*Zadania*
• A. Wypisz dokładnie fragment tekstu o koncercie od słów „Kajetan Tłokowski przypomniał” aż do słów „wydarzenia (Jedynka/Czas pogody)” włącznie.
• B. Sprawdź, czy poniższe zdania zgadzają się z tekstem o koncercie, i przy każdym odpowiedz „tak” lub „nie”, przytaczając dosłownie rozstrzygające słowa tekstu. (i) Kazimierz Kowalski założył Polską Operę Kameralną i nią kierował. (ii) Koncert „Przyjaciele Kazimierzowi Kowalskiemu” odbył się w niedzielę. (iii) Kazimierz Kowalski był dyrektorem Teatru Wielkiego w Łodzi tylko raz.

*Fragment*
# # # # # # #

Koncert "Przyjaciele Kazimierzowi Kowalskiemu" w Teatrze Wielkim w Łodzi

Data publikacji: 24.10.2021 12:00
Ostatnia aktualizacja: 27.10.2021 08:37
Ten tekst przeczytasz w 6 minut
Koncert "Przyjaciele Kazimierzowi Kowalskiemu" w Teatrze Wielkim w Łodzi
Koncert "Przyjaciele Kazimierzowi Kowalskiemu" w Teatrze Wielkim w Łodzi, Autor - Joanna Miklaszewska
Znakomity solista, śpiewał czołowe partie basowe w teatrach operowych, gwiazda festiwali, programów telewizyjnych i radiowych. Niestrudzony propagator muzyki poważnej, promotor młodych talentów, założyciel i dyrektor Polskiej Opery Kameralnej a także dwukrotny dyrektor Teatru Wielkiego w Łodzi. W październiku miał świętować jubileusz 50-lecia pracy artystycznej i 70-lecie urodzin. Zmarł 1 sierpnia. W sobotę (23.10) w Teatrze Wielkim w Łodzi odbył się koncert "Przyjaciele Kazimierzowi Kowalskiemu". Patronat nad wydarzeniem objął Program 1 Polskiego Radia.

POSŁUCHAJ

47:50

Maria Szabłowska i Paweł Sztompke o koncercie poświęconym pamięci Kazimierza Kowalskiego w Teatrze Wielkim w Łodzi (Tu jest muzyka/Jedynka)

POSŁUCHAJ

2:47:10

Kajetan Tłokowski przypomniał najbardziej lubiane przez słuchaczy arie i pieśni w wykonaniu Kazimierza Kowalskiego (Jedynka/Muzyka nocą)

POSŁUCHAJ

08:13

Martyna Podolska o koncercie "Przyjaciele Kazimierzowi Kowalskiemu". Relacja z wydarzenia (Jedynka/Czas pogody)

# # # # # # #

*Materiał*
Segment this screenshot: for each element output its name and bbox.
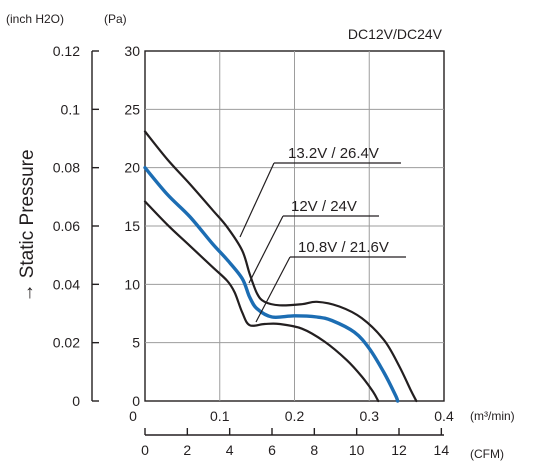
inch-tick-label: 0.12: [53, 43, 80, 59]
cfm-tick-label: 10: [349, 442, 365, 458]
series-line-1: [143, 165, 400, 403]
cfm-tick-label: 4: [226, 442, 234, 458]
inch-tick-label: 0.02: [53, 335, 80, 351]
cfm-tick-label: 8: [310, 442, 318, 458]
callout-10-8v: 10.8V / 21.6V: [255, 239, 406, 323]
pa-tick-label: 15: [124, 218, 140, 234]
m3-tick-label: 0.1: [210, 408, 230, 424]
m3-axis: 0 0.1 0.2 0.3 0.4: [129, 408, 454, 424]
series-layer: [143, 130, 418, 403]
pa-tick-label: 20: [124, 160, 140, 176]
x-unit-m3: (m³/min): [470, 409, 515, 423]
series-label-2: 10.8V / 21.6V: [298, 239, 389, 256]
cfm-tick-label: 0: [141, 442, 149, 458]
grid: [145, 51, 444, 401]
series-line-0: [143, 130, 418, 403]
pa-tick-label: 30: [124, 43, 140, 59]
pa-axis: 0 5 10 15 20 25 30: [124, 43, 140, 409]
inch-tick-label: 0.1: [61, 101, 81, 117]
cfm-axis: 0 2 4 6 8 10 12 14: [141, 428, 449, 458]
cfm-tick-label: 6: [268, 442, 276, 458]
y-unit-pa: (Pa): [104, 12, 127, 26]
pa-tick-label: 0: [132, 393, 140, 409]
model-label: DC12V/DC24V: [348, 26, 443, 42]
cfm-tick-label: 14: [434, 442, 450, 458]
y-unit-inch: (inch H2O): [6, 12, 64, 26]
pa-tick-label: 10: [124, 276, 140, 292]
m3-tick-label: 0.4: [434, 408, 454, 424]
m3-tick-label: 0: [129, 408, 137, 424]
m3-tick-label: 0.2: [285, 408, 305, 424]
inch-tick-label: 0: [72, 393, 80, 409]
series-label-0: 13.2V / 26.4V: [288, 145, 379, 162]
cfm-tick-label: 2: [183, 442, 191, 458]
m3-tick-label: 0.3: [360, 408, 380, 424]
callout-13-2v: 13.2V / 26.4V: [239, 145, 401, 238]
pa-tick-label: 5: [132, 335, 140, 351]
callout-12v: 12V / 24V: [248, 198, 379, 284]
inch-axis: 0 0.02 0.04 0.06 0.08 0.1 0.12: [53, 43, 99, 409]
x-unit-cfm: (CFM): [470, 447, 504, 461]
cfm-tick-label: 12: [391, 442, 407, 458]
inch-tick-label: 0.04: [53, 276, 80, 292]
inch-tick-label: 0.08: [53, 160, 80, 176]
series-line-2: [143, 200, 380, 403]
series-label-1: 12V / 24V: [291, 198, 357, 215]
y-axis-label: → Static Pressure: [17, 149, 38, 302]
inch-tick-label: 0.06: [53, 218, 80, 234]
pa-tick-label: 25: [124, 101, 140, 117]
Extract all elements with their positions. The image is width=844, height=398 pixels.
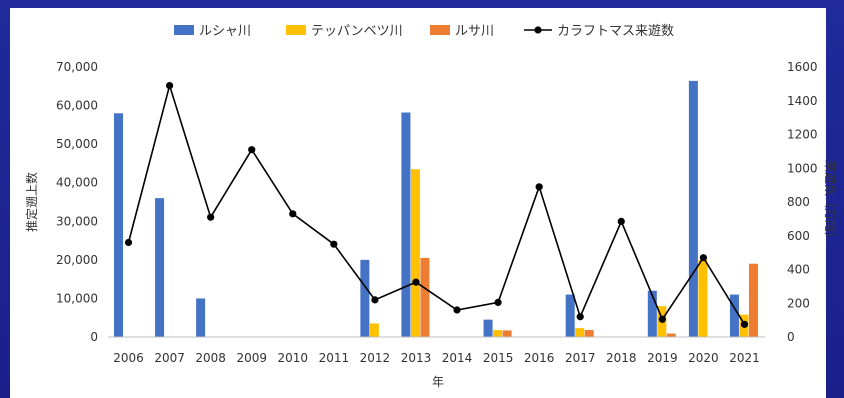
run-marker-2006: [124, 238, 133, 247]
left-axis-title: 推定遡上数: [24, 172, 39, 232]
x-tick-label: 2006: [113, 351, 144, 365]
left-tick-label: 0: [90, 330, 98, 344]
run-marker-2009: [248, 146, 256, 154]
bar-rusa-2019: [666, 333, 676, 337]
run-marker-2012: [371, 296, 379, 304]
legend-swatch: [174, 25, 194, 35]
run-marker-2008: [207, 213, 215, 221]
x-tick-label: 2010: [278, 351, 309, 365]
right-tick-label: 1000: [787, 161, 818, 175]
x-tick-label: 2009: [236, 351, 267, 365]
right-tick-label: 1400: [787, 94, 818, 108]
run-marker-2017: [576, 313, 584, 321]
x-tick-label: 2017: [565, 351, 596, 365]
legend-swatch: [430, 25, 450, 35]
legend-swatch: [286, 25, 306, 35]
bar-rusha-2013: [401, 112, 411, 337]
run-marker-2011: [330, 240, 338, 248]
run-marker-2018: [617, 217, 625, 226]
bar-teppanbetsu-2013: [410, 169, 420, 337]
left-tick-label: 70,000: [56, 60, 98, 74]
legend-label: テッパンベツ川: [311, 24, 403, 39]
bar-rusha-2015: [483, 319, 493, 337]
legend-label: カラフトマス来遊数: [557, 24, 674, 39]
x-axis-ticks: 2006 2007 2008 2009 2010 2011 2012 2013 2014 2015…: [113, 351, 759, 365]
run-marker-2015: [494, 298, 502, 307]
run-marker-2014: [453, 306, 461, 314]
left-tick-label: 30,000: [56, 214, 98, 228]
bar-rusa-2013: [420, 257, 430, 337]
right-tick-label: 400: [787, 263, 810, 277]
legend-marker: [534, 26, 542, 34]
bar-teppanbetsu-2017: [575, 328, 585, 337]
run-line: [127, 82, 746, 325]
x-tick-label: 2020: [688, 351, 719, 365]
right-tick-label: 0: [787, 330, 795, 344]
run-marker-2007: [165, 81, 174, 90]
x-tick-label: 2015: [483, 351, 514, 365]
left-tick-label: 20,000: [56, 253, 98, 267]
right-tick-label: 1200: [787, 128, 818, 142]
bar-rusa-2017: [584, 330, 594, 337]
legend-label: ルシャ川: [199, 24, 251, 39]
right-tick-label: 200: [787, 296, 810, 310]
run-marker-2010: [289, 210, 297, 218]
x-tick-label: 2014: [442, 351, 473, 365]
bar-rusa-2021: [748, 263, 758, 337]
bar-series: [114, 80, 758, 338]
bar-rusha-2019: [647, 290, 657, 337]
bar-rusha-2006: [114, 113, 123, 338]
x-tick-label: 2013: [401, 351, 432, 365]
left-tick-label: 50,000: [56, 137, 98, 151]
bar-rusha-2012: [360, 259, 370, 337]
bar-teppanbetsu-2012: [369, 323, 379, 337]
x-tick-label: 2008: [195, 351, 226, 365]
line-series: [124, 81, 749, 328]
bar-rusha-2007: [155, 198, 165, 337]
bar-teppanbetsu-2020: [698, 259, 708, 337]
right-tick-label: 600: [787, 229, 810, 243]
x-axis-title: 年: [432, 375, 444, 389]
x-tick-label: 2018: [606, 351, 637, 365]
left-tick-label: 40,000: [56, 176, 98, 190]
legend-label: ルサ川: [455, 24, 494, 39]
right-axis-title: 来遊数（万尾）: [823, 160, 838, 244]
run-marker-2021: [740, 320, 749, 328]
left-axis-ticks: 0 10,000 20,000 30,000 40,000 50,000 60,000 70,…: [56, 60, 98, 344]
bar-rusha-2017: [565, 294, 575, 337]
x-tick-label: 2019: [647, 351, 678, 365]
bar-rusha-2008: [196, 298, 206, 337]
x-tick-label: 2007: [154, 351, 185, 365]
run-marker-2019: [658, 315, 666, 323]
x-tick-label: 2011: [319, 351, 350, 365]
right-tick-label: 800: [787, 195, 810, 209]
left-tick-label: 10,000: [56, 291, 98, 305]
x-tick-label: 2016: [524, 351, 555, 365]
left-tick-label: 60,000: [56, 99, 98, 113]
bar-rusha-2021: [729, 294, 739, 337]
x-tick-label: 2021: [729, 351, 760, 365]
run-marker-2016: [535, 183, 543, 191]
chart-legend: ルシャ川 テッパンベツ川 ルサ川 カラフトマス来遊数: [174, 24, 674, 39]
bar-teppanbetsu-2015: [493, 330, 503, 337]
right-axis-ticks: 0 200 400 600 800 1000 1200 1400 1600: [787, 60, 818, 344]
x-tick-label: 2012: [360, 351, 391, 365]
bar-rusha-2020: [688, 80, 698, 337]
run-marker-2013: [412, 278, 420, 286]
right-tick-label: 1600: [787, 60, 818, 74]
run-marker-2020: [699, 254, 708, 262]
bar-rusa-2015: [502, 330, 512, 337]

# # # # # # #

*Rozwiązania zadań*
• A.
Kajetan Tłokowski przypomniał najbardziej lubiane przez słuchaczy arie i pieśni w wykonaniu Kazimierza Kowalskiego (Jedynka/Muzyka nocą)

POSŁUCHAJ

08:13

Martyna Podolska o koncercie "Przyjaciele Kazimierzowi Kowalskiemu". Relacja z wydarzenia (Jedynka/Czas pogody)

• B.
(i) Tak: „założyciel i dyrektor Polskiej Opery Kameralnej”.
(ii) Nie: „W sobotę (23.10) w Teatrze Wielkim w Łodzi odbył się koncert”.
(iii) Nie: „dwukrotny dyrektor Teatru Wielkiego w Łodzi”.